◆ PROVIDED DATA
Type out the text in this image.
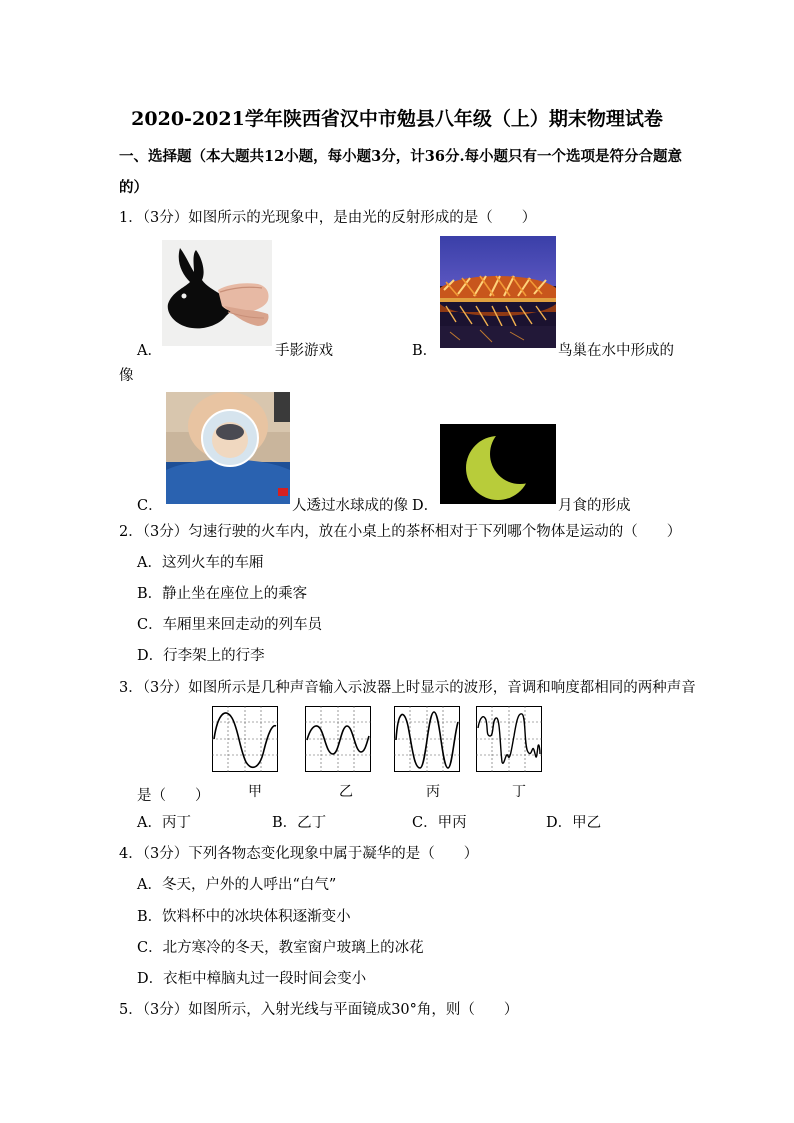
2020-2021学年陕西省汉中市勉县八年级（上）期末物理试卷
一、选择题（本大题共12小题，每小题3分，计36分.每小题只有一个选项是符分合题意
的）
1．（3分）如图所示的光现象中，是由光的反射形成的是（　　）
A．	手影游戏	B．	鸟巢在水中形成的
像
C．	人透过水球成的像 D．	月食的形成
2．（3分）匀速行驶的火车内，放在小桌上的茶杯相对于下列哪个物体是运动的（　　）
A．这列火车的车厢
B．静止坐在座位上的乘客
C．车厢里来回走动的列车员
D．行李架上的行李
3．（3分）如图所示是几种声音输入示波器上时显示的波形，音调和响度都相同的两种声音
是（　　）	甲	乙	丙	丁
A．丙丁	B．乙丁	C．甲丙	D．甲乙
4．（3分）下列各物态变化现象中属于凝华的是（　　）
A．冬天，户外的人呼出“白气”
B．饮料杯中的冰块体积逐渐变小
C．北方寒冷的冬天，教室窗户玻璃上的冰花
D．衣柜中樟脑丸过一段时间会变小
5．（3分）如图所示，入射光线与平面镜成30°角，则（　　）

◆ REQUIREMENT
Reproduce the whole listing word for word, setting aside any pictures.

◆ THE SOLUTION
Type out the text in this image.
2020-2021学年陕西省汉中市勉县八年级（上）期末物理试卷
一、选择题（本大题共12小题，每小题3分，计36分.每小题只有一个选项是符分合题意
的）
1．（3分）如图所示的光现象中，是由光的反射形成的是（　　）
A．	手影游戏	B．	鸟巢在水中形成的
像
C．	人透过水球成的像 D．	月食的形成
2．（3分）匀速行驶的火车内，放在小桌上的茶杯相对于下列哪个物体是运动的（　　）
A．这列火车的车厢
B．静止坐在座位上的乘客
C．车厢里来回走动的列车员
D．行李架上的行李
3．（3分）如图所示是几种声音输入示波器上时显示的波形，音调和响度都相同的两种声音
是（　　）	甲	乙	丙	丁
A．丙丁	B．乙丁	C．甲丙	D．甲乙
4．（3分）下列各物态变化现象中属于凝华的是（　　）
A．冬天，户外的人呼出“白气”
B．饮料杯中的冰块体积逐渐变小
C．北方寒冷的冬天，教室窗户玻璃上的冰花
D．衣柜中樟脑丸过一段时间会变小
5．（3分）如图所示，入射光线与平面镜成30°角，则（　　）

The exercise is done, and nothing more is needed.